▶ [RECORDS FOR THE TASK]:
□ □ □
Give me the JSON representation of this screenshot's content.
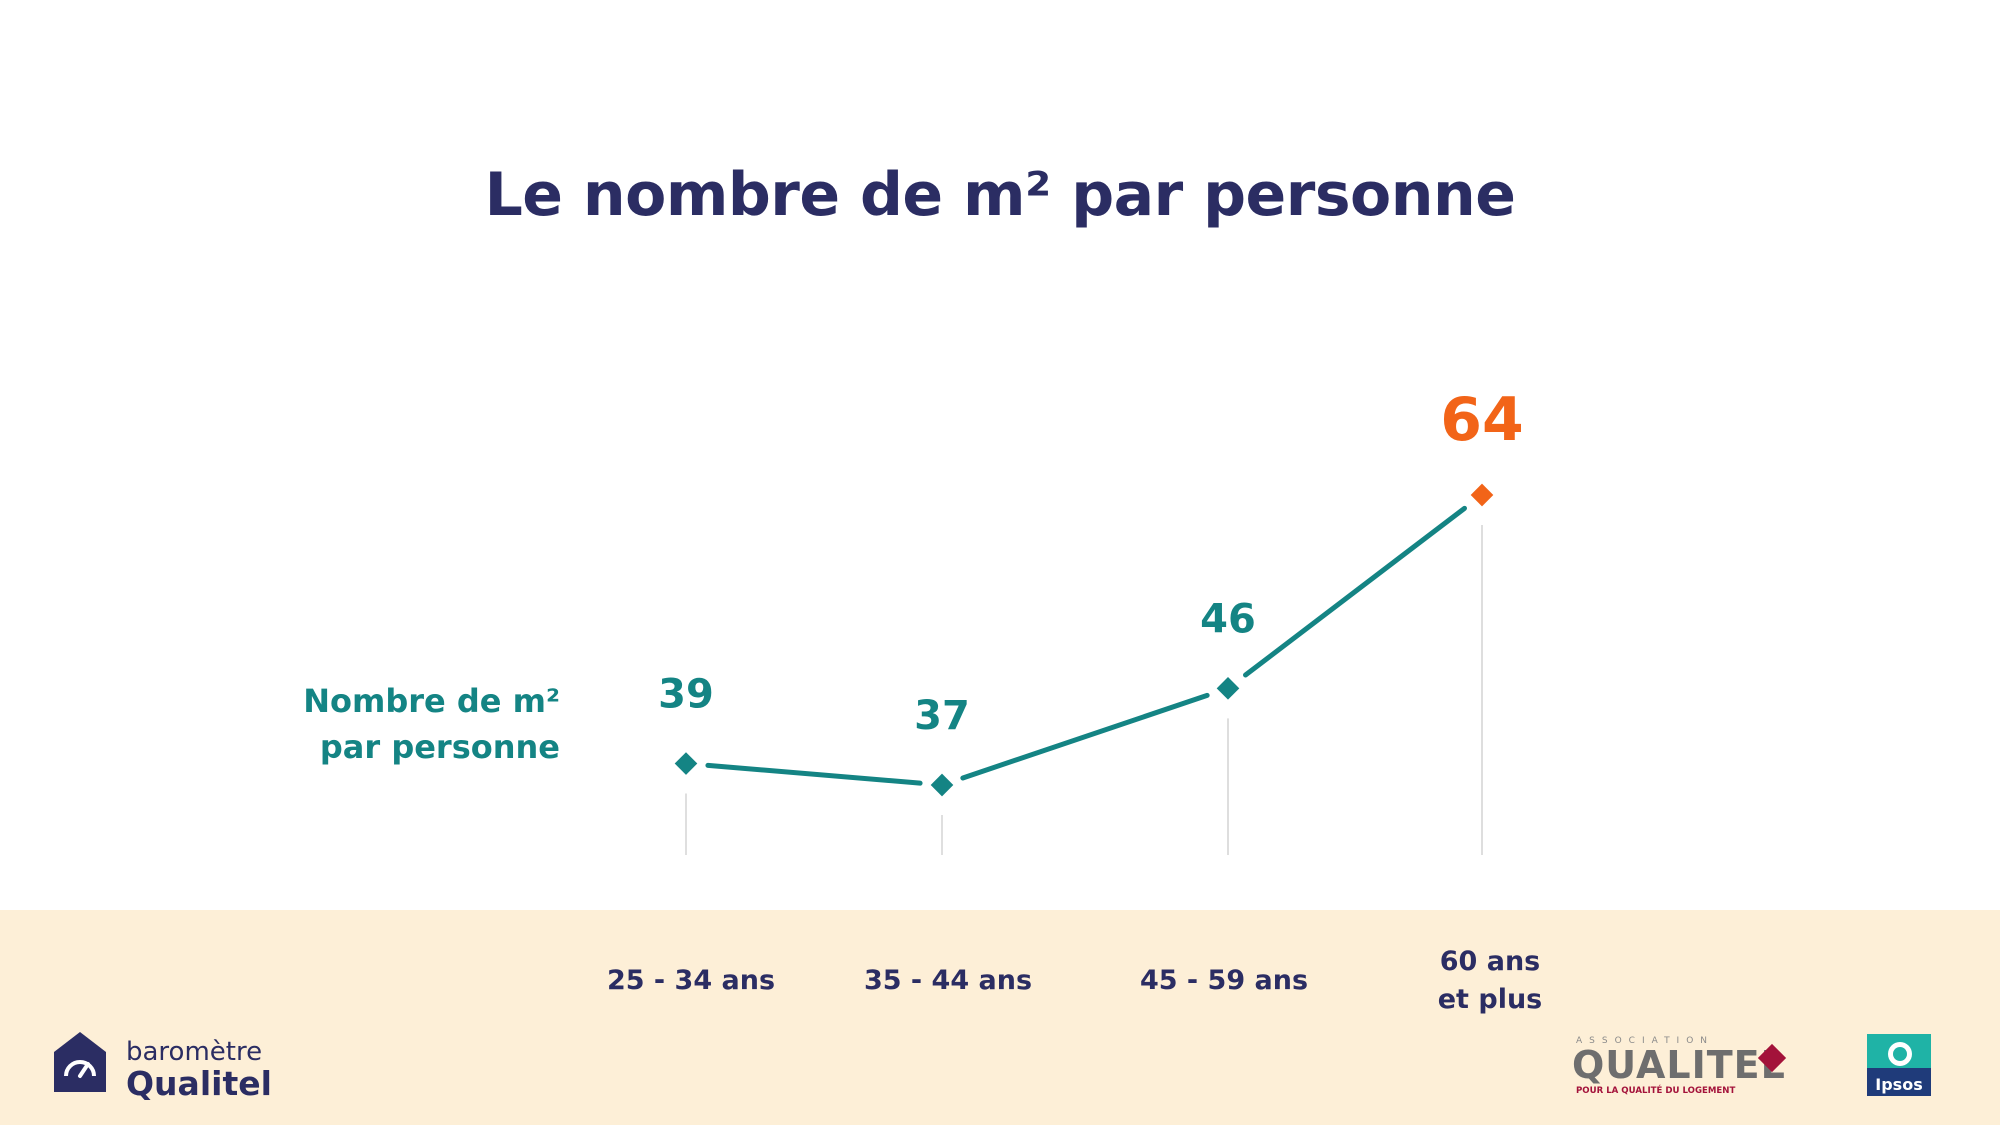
{
  "page": {
    "title": "Le nombre de m² par personne"
  },
  "chart_data": {
    "type": "line",
    "title": "Le nombre de m² par personne",
    "categories": [
      "25 - 34 ans",
      "35 - 44 ans",
      "45 - 59 ans",
      "60 ans\net plus"
    ],
    "series": [
      {
        "name": "Nombre de m²\npar personne",
        "values": [
          39,
          37,
          46,
          64
        ]
      }
    ],
    "highlight_index": 3,
    "colors": {
      "series": "#148484",
      "highlight": "#f26418",
      "gridline": "#d4d4d4"
    },
    "ylim": [
      30,
      70
    ],
    "grid": false,
    "legend": "left"
  },
  "footer": {
    "brand_small": "baromètre",
    "brand_big": "Qualitel",
    "association_logo": "ASSOCIATION QUALITEL POUR LA QUALITÉ DU LOGEMENT",
    "partner_logo": "Ipsos"
  }
}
□ □ □
▶ [THE EXERCISE]:
Pictures are to be left out; all else in the entries above is to be quoted exactly.

▶ [EXERCISE OUTPUT]:
Give me the JSON representation of this screenshot's content.
{
  "page": {
    "title": "Le nombre de m² par personne"
  },
  "chart_data": {
    "type": "line",
    "title": "Le nombre de m² par personne",
    "categories": [
      "25 - 34 ans",
      "35 - 44 ans",
      "45 - 59 ans",
      "60 ans\net plus"
    ],
    "series": [
      {
        "name": "Nombre de m²\npar personne",
        "values": [
          39,
          37,
          46,
          64
        ]
      }
    ],
    "highlight_index": 3,
    "colors": {
      "series": "#148484",
      "highlight": "#f26418",
      "gridline": "#d4d4d4"
    },
    "ylim": [
      30,
      70
    ],
    "grid": false,
    "legend": "left"
  },
  "footer": {
    "brand_small": "baromètre",
    "brand_big": "Qualitel",
    "association_logo": "ASSOCIATION QUALITEL POUR LA QUALITÉ DU LOGEMENT",
    "partner_logo": "Ipsos"
  }
}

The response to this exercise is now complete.